(Records from a data source)
---
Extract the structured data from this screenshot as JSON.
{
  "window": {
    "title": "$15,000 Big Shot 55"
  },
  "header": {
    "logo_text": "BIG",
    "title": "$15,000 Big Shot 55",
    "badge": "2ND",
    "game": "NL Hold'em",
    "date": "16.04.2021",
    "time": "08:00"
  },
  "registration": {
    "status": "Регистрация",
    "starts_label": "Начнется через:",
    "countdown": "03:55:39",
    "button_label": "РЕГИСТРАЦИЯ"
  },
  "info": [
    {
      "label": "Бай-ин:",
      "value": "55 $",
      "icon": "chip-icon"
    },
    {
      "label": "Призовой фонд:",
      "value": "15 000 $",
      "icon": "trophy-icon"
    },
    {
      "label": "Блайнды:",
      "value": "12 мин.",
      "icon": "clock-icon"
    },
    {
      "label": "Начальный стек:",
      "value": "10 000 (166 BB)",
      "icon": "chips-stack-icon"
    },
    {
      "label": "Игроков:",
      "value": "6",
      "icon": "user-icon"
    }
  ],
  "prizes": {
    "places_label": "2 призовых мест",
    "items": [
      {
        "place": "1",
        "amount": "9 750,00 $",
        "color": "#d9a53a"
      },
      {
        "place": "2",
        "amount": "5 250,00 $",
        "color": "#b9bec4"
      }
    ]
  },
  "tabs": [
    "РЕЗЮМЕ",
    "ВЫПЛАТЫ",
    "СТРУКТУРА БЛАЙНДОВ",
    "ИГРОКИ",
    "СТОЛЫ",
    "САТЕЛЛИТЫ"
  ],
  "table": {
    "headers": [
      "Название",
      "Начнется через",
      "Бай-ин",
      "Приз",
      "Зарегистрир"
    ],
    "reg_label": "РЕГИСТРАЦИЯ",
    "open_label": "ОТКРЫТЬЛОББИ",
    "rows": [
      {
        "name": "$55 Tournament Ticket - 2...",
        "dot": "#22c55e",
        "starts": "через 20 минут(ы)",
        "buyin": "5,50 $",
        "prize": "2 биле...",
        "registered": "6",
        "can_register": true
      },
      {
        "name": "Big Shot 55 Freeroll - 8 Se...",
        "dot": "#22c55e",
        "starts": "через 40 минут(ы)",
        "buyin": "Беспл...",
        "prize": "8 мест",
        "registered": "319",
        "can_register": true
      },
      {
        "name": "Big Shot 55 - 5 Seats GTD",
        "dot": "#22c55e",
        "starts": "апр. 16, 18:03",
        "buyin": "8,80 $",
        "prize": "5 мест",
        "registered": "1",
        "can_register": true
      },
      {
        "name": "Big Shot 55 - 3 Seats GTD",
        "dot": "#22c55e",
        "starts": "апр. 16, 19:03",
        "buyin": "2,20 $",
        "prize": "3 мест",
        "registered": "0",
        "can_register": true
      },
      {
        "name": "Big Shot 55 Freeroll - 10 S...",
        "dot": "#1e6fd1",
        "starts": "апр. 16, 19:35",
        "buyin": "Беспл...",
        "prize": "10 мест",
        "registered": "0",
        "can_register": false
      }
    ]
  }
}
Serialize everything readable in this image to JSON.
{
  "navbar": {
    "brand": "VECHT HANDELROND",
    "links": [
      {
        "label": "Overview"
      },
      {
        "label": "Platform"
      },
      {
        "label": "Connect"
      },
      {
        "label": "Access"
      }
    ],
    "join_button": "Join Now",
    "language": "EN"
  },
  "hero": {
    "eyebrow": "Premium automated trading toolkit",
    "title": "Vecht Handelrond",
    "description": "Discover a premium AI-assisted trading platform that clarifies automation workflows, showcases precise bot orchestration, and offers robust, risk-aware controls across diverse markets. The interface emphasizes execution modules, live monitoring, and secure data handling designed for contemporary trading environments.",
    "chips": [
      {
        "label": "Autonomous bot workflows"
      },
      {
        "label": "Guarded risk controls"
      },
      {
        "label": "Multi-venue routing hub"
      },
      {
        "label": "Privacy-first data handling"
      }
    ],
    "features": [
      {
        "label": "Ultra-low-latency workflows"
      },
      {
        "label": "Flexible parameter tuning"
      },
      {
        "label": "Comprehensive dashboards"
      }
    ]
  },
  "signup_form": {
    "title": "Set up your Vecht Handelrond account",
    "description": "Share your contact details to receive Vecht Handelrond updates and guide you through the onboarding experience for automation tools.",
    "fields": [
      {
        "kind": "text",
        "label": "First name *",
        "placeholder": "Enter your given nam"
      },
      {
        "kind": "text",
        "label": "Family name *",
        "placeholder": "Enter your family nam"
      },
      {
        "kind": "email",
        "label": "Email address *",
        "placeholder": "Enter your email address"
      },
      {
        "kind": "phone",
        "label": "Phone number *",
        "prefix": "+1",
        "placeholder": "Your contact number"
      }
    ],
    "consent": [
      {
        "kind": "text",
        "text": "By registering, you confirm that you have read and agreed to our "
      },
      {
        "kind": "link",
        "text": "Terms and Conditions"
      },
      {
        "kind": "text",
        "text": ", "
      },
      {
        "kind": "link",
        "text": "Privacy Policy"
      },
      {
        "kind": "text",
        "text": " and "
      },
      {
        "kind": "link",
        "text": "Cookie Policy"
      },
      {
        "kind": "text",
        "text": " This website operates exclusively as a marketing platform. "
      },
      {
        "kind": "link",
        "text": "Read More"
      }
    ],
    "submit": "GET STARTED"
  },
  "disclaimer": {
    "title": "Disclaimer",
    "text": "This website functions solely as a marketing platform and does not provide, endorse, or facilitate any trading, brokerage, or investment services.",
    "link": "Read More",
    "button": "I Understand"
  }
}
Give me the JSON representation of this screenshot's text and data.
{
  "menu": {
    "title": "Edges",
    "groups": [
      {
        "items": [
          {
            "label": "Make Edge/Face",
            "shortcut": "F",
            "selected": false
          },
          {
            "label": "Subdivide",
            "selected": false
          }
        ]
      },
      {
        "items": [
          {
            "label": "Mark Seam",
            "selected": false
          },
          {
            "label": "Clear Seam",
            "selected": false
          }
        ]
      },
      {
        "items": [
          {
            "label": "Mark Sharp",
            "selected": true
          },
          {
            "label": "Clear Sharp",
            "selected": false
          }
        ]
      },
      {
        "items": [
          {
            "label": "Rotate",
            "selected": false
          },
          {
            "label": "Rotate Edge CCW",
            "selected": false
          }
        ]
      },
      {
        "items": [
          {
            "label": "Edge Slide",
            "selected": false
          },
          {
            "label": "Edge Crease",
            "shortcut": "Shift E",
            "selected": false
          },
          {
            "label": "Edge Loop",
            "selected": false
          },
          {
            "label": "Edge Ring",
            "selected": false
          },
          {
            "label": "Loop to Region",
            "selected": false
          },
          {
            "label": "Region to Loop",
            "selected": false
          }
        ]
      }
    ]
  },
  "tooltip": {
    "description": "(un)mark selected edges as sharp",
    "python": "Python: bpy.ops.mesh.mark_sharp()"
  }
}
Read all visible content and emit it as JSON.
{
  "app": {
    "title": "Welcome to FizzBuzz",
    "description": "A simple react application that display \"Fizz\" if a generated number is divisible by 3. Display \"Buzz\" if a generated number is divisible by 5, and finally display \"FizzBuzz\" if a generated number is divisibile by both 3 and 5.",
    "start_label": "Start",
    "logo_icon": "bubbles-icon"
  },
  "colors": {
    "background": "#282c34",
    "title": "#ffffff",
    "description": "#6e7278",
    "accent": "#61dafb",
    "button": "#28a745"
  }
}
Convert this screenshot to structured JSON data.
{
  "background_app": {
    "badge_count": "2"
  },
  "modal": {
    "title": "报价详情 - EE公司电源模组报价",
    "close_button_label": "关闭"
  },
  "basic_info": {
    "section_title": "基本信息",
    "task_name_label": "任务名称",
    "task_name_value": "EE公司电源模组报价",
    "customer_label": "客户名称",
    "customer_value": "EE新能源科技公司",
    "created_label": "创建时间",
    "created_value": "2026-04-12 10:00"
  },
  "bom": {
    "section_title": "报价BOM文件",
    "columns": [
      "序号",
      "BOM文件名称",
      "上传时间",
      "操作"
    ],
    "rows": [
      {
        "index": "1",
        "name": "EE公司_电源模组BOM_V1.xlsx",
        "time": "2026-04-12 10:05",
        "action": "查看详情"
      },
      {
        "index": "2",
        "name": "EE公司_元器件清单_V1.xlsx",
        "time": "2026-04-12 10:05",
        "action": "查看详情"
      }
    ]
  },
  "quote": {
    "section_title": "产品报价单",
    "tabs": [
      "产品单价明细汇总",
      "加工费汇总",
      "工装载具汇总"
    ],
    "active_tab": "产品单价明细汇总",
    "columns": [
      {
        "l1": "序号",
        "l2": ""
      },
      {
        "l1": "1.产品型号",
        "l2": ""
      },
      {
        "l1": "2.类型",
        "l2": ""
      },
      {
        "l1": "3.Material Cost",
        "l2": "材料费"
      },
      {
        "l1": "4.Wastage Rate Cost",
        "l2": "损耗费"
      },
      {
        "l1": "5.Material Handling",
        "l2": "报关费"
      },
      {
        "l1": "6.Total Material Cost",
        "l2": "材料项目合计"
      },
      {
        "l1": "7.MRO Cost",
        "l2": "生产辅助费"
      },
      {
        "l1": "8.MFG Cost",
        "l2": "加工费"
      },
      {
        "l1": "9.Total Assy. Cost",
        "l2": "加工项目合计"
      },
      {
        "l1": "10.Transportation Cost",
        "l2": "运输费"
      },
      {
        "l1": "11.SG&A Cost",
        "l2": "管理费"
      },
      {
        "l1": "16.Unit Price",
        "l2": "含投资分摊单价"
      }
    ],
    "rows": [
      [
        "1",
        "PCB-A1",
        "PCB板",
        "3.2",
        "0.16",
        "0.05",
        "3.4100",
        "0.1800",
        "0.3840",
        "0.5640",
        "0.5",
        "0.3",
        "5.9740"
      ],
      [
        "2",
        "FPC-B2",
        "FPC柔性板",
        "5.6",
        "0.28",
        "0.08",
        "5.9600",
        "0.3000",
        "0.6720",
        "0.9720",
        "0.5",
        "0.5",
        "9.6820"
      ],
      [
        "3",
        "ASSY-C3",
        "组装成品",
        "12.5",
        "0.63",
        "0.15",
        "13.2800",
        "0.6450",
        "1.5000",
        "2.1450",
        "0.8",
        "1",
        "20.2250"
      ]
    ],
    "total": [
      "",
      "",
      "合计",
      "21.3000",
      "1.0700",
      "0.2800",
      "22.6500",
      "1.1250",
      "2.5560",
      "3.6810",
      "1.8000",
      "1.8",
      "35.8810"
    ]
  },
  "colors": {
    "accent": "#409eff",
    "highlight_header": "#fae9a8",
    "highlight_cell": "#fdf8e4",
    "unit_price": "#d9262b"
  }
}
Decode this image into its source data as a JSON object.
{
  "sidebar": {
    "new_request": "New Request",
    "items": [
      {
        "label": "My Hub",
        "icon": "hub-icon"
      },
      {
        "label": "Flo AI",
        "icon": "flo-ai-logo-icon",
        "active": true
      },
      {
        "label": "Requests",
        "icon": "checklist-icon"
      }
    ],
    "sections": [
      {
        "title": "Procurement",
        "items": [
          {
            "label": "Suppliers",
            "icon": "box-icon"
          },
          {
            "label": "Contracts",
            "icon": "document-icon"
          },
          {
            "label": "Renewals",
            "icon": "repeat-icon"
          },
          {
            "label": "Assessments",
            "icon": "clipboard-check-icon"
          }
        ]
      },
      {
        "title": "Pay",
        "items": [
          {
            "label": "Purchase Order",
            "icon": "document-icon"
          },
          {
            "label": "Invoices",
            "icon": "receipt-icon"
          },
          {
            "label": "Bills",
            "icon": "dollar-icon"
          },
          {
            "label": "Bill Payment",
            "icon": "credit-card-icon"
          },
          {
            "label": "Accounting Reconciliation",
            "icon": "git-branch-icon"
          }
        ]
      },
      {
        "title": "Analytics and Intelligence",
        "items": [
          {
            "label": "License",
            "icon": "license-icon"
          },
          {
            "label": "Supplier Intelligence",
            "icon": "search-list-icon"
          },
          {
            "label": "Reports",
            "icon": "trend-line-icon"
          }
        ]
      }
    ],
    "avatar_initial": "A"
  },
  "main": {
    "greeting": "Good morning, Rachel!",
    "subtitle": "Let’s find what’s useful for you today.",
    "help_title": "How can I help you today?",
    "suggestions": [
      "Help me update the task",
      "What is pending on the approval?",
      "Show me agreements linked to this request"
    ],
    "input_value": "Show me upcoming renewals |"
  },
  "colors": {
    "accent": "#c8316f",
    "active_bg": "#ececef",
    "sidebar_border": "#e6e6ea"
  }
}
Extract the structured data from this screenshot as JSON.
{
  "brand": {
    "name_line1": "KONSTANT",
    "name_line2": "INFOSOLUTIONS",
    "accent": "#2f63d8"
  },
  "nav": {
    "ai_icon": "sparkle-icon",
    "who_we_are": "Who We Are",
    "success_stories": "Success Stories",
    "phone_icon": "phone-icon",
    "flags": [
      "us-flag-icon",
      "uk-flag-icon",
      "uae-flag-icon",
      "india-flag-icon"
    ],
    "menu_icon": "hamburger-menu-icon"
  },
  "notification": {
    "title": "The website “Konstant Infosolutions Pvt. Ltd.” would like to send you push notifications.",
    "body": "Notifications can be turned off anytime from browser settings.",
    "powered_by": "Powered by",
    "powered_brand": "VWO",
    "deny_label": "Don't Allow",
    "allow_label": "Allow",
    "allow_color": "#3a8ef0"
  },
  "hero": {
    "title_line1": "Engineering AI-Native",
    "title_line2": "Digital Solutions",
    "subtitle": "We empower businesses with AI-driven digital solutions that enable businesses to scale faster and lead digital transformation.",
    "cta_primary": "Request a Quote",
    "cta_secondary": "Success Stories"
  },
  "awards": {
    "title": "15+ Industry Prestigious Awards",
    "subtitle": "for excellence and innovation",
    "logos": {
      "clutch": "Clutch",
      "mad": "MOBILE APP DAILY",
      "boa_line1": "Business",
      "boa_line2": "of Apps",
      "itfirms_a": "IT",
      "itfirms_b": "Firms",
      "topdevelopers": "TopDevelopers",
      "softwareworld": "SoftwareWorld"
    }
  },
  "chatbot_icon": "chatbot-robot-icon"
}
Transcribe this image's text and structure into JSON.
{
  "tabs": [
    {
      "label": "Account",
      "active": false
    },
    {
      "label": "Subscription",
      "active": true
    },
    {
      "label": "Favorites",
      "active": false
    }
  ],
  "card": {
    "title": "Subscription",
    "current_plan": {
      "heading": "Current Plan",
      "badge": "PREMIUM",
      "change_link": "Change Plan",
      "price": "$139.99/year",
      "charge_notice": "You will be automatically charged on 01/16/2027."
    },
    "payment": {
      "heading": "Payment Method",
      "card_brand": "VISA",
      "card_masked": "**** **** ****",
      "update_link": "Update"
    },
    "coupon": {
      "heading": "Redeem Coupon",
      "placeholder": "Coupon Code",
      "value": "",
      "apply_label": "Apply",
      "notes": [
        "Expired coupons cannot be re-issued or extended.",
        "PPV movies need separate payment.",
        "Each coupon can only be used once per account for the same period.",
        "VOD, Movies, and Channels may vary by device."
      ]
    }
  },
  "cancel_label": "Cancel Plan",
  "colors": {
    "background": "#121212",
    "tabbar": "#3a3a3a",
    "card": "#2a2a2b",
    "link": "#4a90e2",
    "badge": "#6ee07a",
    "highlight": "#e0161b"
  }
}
---
-- Your objective --
From the listing above, copy out each line where the word "Stories" appears.

-- Answer below --
    "success_stories": "Success Stories",
    "cta_secondary": "Success Stories"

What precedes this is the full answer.